TASK BRIEF :: Find each line with the word "Support" and say how many there are, nothing else.

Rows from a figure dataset
----------------
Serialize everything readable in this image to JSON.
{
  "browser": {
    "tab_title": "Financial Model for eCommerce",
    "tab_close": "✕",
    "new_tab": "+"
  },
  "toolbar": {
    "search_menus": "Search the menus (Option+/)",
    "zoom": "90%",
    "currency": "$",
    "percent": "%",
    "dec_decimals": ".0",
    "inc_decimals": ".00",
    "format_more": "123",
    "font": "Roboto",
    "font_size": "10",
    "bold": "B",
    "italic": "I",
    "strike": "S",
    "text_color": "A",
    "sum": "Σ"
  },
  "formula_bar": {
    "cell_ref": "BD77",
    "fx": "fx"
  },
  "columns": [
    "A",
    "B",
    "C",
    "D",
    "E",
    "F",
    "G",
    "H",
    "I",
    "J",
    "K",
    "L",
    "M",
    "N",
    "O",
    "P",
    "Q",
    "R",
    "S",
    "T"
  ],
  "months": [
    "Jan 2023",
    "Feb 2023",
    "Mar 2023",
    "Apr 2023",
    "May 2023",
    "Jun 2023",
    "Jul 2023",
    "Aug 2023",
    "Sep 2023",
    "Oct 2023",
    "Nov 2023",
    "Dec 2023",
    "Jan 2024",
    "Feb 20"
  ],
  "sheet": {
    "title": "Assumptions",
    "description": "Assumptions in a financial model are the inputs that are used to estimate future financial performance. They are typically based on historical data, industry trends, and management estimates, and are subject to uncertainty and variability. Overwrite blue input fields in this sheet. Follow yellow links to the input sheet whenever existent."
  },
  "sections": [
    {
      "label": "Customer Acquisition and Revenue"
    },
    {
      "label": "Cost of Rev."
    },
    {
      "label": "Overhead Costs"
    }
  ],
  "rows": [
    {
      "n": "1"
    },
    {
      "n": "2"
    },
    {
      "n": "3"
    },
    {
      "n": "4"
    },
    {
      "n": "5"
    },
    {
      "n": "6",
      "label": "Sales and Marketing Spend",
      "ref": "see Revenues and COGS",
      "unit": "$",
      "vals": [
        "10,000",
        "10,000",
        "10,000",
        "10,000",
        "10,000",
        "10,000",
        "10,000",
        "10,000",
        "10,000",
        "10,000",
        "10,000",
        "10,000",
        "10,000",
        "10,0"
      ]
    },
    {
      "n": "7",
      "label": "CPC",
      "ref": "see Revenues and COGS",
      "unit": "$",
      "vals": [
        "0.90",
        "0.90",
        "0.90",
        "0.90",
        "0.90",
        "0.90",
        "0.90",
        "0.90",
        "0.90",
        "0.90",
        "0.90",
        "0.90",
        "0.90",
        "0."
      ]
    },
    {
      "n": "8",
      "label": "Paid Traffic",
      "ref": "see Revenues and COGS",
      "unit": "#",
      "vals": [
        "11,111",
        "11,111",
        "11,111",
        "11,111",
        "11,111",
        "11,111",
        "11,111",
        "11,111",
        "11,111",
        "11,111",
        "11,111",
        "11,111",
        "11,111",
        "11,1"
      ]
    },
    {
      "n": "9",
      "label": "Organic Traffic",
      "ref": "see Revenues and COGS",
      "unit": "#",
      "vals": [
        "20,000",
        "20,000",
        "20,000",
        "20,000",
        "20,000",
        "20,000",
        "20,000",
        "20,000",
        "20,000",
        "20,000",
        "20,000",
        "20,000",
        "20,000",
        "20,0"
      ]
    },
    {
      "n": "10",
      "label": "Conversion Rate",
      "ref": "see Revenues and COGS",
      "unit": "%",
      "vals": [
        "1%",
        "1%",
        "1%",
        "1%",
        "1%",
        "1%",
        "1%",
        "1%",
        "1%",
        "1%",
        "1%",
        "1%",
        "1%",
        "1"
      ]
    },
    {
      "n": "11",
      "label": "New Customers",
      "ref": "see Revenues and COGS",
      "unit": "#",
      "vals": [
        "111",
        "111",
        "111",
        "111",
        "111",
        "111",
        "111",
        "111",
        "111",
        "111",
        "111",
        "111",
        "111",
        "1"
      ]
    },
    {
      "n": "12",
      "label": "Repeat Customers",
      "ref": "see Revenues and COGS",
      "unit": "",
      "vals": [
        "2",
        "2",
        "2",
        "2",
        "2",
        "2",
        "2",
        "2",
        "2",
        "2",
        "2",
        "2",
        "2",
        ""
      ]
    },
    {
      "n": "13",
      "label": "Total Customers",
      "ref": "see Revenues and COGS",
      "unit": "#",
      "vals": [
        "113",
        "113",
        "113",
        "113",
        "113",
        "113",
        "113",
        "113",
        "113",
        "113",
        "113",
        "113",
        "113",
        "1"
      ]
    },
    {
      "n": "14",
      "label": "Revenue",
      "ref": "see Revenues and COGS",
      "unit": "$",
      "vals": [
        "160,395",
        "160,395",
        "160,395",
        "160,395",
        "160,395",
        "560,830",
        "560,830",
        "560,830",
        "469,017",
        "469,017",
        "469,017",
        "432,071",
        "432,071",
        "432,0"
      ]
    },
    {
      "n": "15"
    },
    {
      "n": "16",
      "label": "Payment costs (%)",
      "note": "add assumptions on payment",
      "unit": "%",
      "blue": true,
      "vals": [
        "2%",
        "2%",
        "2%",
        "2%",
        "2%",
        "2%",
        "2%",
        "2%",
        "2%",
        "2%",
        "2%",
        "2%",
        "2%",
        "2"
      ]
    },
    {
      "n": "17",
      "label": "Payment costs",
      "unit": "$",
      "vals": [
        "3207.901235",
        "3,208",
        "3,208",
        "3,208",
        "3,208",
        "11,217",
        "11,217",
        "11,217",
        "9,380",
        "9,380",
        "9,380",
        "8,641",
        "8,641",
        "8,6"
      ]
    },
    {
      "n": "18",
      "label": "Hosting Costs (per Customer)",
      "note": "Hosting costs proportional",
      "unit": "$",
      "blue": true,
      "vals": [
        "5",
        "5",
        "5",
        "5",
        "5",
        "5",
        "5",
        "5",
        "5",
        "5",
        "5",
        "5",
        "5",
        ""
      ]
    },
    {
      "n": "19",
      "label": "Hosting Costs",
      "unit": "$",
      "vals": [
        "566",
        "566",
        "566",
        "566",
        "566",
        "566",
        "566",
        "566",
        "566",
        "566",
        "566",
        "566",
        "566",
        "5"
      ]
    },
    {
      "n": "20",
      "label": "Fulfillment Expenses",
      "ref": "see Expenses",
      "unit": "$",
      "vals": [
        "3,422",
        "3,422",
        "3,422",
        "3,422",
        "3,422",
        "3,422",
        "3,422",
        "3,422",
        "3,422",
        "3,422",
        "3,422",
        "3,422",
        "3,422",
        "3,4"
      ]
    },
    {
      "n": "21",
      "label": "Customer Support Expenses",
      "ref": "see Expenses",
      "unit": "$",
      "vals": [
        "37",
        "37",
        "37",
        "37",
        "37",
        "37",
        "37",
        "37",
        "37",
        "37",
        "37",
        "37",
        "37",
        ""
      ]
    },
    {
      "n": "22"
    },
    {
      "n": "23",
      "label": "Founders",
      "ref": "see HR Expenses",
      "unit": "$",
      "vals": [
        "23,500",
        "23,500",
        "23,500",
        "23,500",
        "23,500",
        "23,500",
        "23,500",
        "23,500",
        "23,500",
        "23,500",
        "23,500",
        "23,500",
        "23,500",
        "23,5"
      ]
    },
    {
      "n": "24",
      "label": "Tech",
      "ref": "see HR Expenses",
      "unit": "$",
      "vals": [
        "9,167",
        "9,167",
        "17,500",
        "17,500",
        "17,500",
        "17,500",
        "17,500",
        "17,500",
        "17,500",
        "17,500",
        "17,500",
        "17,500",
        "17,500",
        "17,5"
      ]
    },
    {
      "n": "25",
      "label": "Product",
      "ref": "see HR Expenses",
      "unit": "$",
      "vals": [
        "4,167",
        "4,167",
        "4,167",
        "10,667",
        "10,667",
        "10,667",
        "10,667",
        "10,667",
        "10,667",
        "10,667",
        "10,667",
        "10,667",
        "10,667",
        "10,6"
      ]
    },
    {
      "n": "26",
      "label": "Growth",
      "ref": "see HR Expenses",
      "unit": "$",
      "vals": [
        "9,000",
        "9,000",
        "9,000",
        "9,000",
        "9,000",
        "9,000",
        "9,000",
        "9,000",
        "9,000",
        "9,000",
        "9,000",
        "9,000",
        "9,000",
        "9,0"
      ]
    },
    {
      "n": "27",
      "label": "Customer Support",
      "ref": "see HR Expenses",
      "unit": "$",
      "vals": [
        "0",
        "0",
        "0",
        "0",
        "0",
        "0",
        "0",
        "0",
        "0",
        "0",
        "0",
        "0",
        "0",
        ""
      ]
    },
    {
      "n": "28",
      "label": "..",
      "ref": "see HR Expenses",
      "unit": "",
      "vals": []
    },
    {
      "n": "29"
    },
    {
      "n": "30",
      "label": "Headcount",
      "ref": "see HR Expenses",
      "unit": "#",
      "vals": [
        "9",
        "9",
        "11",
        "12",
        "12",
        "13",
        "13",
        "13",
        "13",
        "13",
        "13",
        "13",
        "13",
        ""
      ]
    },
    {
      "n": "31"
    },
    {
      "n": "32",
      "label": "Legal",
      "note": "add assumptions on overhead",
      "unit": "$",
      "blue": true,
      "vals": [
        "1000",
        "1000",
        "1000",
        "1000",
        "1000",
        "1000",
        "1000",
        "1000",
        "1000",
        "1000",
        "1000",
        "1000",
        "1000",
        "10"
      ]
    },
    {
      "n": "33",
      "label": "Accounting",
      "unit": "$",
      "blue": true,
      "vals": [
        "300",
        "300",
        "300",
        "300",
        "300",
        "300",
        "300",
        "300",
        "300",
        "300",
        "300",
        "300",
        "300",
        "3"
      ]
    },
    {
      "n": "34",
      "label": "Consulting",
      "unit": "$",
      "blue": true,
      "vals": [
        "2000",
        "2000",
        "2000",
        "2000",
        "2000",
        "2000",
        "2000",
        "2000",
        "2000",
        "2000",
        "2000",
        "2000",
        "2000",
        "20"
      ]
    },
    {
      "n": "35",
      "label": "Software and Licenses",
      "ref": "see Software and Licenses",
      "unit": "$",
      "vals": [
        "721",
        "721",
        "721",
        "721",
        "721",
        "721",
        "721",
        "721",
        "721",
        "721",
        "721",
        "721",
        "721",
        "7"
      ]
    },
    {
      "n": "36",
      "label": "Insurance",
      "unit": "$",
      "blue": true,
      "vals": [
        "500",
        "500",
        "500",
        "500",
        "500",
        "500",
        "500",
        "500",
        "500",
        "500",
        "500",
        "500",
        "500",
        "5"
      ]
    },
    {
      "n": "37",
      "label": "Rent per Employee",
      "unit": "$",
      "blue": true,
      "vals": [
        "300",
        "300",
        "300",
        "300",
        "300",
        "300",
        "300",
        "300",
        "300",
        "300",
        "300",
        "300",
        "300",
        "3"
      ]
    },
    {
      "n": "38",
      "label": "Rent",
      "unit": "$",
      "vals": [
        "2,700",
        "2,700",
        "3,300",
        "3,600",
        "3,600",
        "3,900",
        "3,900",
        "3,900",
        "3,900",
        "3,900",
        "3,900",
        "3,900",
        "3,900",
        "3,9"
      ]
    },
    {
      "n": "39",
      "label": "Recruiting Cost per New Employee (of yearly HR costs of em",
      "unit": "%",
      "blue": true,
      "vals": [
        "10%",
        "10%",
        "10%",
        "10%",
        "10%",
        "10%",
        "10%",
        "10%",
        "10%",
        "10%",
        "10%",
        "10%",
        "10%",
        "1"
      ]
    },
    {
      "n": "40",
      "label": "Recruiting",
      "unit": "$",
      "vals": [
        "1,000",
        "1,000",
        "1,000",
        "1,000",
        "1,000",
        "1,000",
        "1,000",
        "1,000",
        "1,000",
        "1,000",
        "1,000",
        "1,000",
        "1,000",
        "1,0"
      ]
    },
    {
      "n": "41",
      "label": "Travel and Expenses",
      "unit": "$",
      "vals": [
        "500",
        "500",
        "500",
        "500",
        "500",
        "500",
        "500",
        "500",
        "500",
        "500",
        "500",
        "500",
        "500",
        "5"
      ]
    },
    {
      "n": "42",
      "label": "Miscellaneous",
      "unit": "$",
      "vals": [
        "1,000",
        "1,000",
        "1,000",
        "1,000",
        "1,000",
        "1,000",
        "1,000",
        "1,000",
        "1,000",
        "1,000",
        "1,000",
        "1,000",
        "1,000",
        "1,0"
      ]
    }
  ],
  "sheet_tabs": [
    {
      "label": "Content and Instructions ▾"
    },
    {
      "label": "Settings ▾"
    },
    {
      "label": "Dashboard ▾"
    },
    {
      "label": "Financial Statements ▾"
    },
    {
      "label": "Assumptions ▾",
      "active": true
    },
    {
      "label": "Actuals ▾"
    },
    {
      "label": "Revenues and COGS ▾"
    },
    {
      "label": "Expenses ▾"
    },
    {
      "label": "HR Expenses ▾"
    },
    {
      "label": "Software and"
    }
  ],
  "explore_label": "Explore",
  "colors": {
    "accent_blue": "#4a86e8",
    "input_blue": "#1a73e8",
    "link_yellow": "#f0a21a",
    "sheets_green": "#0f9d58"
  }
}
----------------
RESPONSE FOR THIS EXERCISE :: 2